Prompt >>
Look through the data below and return each line where "Other" appears.

====== Supplied records

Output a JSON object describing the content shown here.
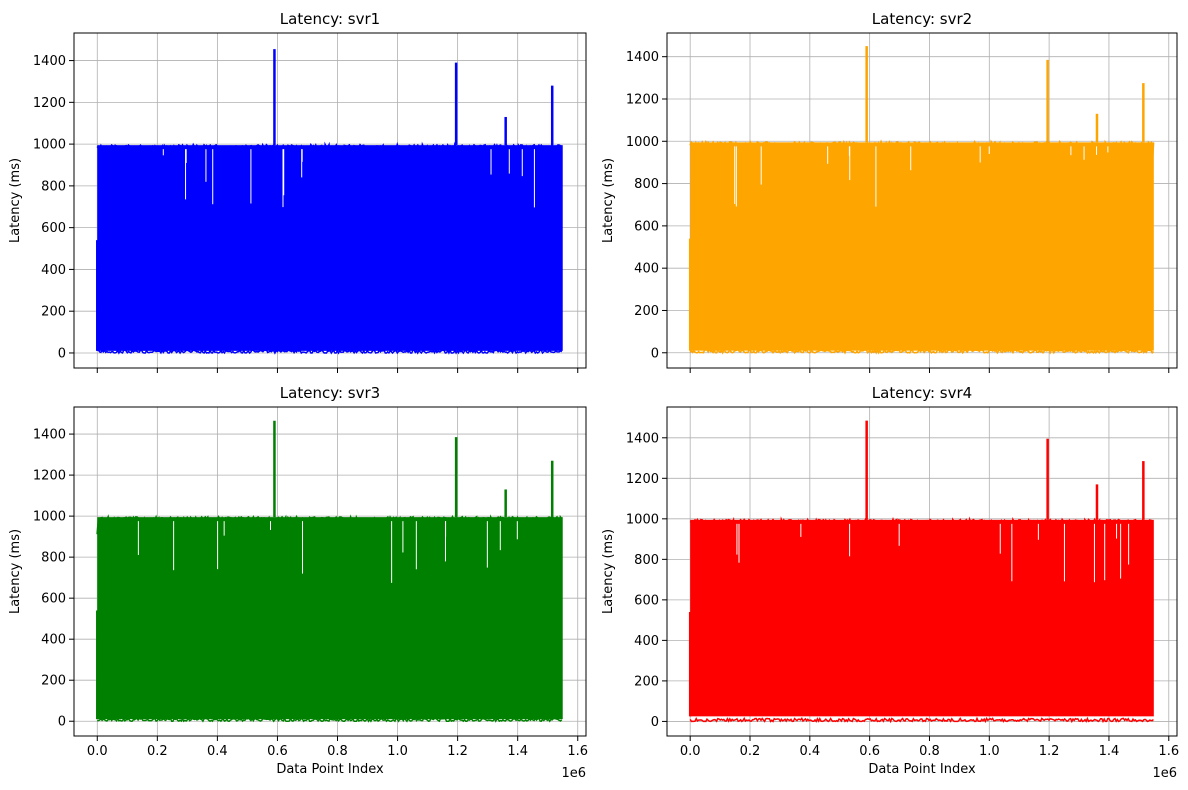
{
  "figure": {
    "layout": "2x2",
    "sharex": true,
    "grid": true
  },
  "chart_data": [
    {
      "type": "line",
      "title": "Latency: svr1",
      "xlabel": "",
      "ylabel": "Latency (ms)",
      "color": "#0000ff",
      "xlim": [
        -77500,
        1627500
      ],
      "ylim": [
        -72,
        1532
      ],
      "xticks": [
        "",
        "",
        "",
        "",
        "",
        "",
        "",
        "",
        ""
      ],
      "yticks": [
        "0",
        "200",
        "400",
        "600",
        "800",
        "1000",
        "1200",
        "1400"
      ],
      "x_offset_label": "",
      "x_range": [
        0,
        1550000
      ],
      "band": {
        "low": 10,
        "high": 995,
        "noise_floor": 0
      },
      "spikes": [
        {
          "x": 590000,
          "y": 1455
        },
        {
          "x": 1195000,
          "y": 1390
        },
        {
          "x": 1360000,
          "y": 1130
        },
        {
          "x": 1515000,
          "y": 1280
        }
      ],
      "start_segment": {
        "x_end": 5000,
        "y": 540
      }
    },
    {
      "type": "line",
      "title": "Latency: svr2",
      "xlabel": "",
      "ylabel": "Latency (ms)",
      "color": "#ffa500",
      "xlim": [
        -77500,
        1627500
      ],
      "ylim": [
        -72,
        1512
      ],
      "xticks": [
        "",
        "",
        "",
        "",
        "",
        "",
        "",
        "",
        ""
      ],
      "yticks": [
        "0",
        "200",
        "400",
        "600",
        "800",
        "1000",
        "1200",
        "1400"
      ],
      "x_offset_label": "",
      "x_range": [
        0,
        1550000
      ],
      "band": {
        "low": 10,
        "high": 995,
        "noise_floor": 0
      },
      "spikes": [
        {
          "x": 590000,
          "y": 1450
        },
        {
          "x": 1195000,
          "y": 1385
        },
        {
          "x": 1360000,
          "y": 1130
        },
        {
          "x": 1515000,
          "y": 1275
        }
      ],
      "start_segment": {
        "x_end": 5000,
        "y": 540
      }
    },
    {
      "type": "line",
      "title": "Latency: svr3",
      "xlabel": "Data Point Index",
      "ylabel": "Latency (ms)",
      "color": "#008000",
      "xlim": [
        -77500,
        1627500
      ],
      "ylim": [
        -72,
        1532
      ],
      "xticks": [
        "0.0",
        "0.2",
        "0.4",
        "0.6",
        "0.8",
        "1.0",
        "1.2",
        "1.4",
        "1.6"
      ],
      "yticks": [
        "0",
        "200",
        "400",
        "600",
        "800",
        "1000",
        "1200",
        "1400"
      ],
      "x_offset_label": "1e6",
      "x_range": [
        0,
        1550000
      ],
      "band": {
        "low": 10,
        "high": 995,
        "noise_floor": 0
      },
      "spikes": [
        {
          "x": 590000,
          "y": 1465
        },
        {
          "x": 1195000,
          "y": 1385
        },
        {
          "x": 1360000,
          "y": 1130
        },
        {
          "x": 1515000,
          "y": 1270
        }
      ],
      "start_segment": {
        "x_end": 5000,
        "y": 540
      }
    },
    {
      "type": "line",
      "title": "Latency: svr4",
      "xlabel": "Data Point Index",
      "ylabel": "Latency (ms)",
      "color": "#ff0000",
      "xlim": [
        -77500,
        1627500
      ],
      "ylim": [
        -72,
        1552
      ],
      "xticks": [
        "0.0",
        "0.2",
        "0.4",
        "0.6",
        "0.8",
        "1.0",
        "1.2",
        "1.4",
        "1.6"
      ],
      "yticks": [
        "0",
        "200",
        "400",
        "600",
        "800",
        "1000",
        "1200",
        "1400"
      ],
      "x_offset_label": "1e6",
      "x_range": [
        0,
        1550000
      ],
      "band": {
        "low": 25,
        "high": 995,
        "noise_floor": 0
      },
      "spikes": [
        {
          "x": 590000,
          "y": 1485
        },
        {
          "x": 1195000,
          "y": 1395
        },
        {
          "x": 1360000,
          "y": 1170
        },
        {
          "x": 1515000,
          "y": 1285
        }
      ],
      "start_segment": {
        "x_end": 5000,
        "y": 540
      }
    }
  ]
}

============
====== Supplied records

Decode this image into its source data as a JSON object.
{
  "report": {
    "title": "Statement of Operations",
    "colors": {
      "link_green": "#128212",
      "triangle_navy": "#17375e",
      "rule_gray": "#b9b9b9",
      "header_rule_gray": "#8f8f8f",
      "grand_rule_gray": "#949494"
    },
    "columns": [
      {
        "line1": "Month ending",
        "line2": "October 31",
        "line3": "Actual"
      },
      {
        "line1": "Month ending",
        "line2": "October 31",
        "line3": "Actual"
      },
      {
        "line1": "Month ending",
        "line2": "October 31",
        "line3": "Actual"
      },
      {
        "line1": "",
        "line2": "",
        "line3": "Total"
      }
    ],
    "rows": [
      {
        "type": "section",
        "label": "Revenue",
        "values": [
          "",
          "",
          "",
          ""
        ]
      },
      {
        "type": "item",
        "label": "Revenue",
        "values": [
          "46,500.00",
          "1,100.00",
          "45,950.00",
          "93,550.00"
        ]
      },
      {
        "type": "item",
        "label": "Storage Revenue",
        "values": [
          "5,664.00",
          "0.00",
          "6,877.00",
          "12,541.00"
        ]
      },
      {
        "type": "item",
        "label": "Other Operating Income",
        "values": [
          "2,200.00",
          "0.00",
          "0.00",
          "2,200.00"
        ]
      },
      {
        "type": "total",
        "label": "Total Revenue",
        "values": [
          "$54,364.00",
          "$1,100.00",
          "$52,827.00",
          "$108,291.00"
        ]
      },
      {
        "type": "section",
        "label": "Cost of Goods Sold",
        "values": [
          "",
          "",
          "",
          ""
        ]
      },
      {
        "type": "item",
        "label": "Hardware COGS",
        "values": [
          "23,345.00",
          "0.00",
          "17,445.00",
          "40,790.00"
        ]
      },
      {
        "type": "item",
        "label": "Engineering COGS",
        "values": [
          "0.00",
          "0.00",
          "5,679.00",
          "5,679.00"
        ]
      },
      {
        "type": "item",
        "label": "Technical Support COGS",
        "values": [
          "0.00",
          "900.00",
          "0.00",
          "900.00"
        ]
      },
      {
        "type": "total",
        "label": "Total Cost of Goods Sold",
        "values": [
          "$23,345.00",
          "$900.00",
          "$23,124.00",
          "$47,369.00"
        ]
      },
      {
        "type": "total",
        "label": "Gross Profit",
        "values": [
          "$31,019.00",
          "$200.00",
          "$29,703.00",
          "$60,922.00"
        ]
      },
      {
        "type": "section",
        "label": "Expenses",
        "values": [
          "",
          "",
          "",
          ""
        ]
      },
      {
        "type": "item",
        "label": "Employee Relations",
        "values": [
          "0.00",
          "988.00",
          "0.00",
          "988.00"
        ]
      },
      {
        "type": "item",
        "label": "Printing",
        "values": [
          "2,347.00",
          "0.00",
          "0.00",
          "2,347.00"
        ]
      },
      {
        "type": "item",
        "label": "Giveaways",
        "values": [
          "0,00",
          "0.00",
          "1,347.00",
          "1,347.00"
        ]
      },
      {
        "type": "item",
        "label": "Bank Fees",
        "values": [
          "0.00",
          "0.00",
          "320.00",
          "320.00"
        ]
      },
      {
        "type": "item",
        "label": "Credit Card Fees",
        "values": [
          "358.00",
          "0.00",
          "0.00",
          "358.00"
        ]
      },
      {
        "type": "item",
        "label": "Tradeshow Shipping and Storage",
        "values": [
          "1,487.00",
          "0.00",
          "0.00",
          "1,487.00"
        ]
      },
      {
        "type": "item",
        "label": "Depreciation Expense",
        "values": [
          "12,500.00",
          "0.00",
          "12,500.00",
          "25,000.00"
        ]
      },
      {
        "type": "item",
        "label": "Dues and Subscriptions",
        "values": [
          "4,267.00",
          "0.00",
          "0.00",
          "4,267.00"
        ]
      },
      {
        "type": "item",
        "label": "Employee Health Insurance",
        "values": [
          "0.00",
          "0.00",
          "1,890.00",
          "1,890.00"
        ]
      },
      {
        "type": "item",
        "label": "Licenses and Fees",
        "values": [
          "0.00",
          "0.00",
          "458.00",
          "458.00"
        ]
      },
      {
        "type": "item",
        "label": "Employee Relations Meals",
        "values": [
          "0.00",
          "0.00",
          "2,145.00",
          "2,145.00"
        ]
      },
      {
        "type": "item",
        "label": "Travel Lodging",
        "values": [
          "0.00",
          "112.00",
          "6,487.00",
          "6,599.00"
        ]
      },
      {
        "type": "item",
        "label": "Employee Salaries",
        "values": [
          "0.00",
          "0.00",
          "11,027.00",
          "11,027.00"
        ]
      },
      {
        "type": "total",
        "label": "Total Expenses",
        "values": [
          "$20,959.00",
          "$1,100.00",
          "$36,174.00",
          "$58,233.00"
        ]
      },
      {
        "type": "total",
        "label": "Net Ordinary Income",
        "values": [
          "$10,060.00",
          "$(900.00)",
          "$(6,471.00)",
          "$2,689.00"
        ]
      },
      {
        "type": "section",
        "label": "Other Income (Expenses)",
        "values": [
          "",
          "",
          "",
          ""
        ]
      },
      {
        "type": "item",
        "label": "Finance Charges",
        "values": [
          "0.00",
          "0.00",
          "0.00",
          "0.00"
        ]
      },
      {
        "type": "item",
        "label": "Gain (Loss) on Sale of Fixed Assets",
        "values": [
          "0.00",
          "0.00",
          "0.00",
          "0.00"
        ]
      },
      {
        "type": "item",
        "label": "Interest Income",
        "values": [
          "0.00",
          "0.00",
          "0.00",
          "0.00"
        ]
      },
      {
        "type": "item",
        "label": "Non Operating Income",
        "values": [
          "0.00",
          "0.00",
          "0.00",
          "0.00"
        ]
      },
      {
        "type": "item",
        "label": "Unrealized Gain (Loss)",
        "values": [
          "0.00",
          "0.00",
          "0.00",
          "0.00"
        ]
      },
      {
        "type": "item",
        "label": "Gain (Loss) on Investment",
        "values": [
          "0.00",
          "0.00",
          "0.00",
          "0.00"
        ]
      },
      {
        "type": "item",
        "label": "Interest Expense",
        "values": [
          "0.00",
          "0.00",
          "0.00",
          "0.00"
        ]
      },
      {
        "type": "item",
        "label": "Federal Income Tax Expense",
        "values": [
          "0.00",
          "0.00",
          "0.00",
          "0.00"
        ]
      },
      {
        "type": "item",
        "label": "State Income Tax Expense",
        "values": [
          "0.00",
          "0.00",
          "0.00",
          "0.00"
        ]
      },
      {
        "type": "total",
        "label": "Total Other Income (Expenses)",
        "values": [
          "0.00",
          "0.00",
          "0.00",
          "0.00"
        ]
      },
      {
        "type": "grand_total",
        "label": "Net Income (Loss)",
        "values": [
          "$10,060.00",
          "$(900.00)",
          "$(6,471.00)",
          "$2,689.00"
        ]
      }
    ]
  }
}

============

Solution for this problem >>
        "label": "Other Operating Income",
        "label": "Other Income (Expenses)",
        "label": "Total Other Income (Expenses)",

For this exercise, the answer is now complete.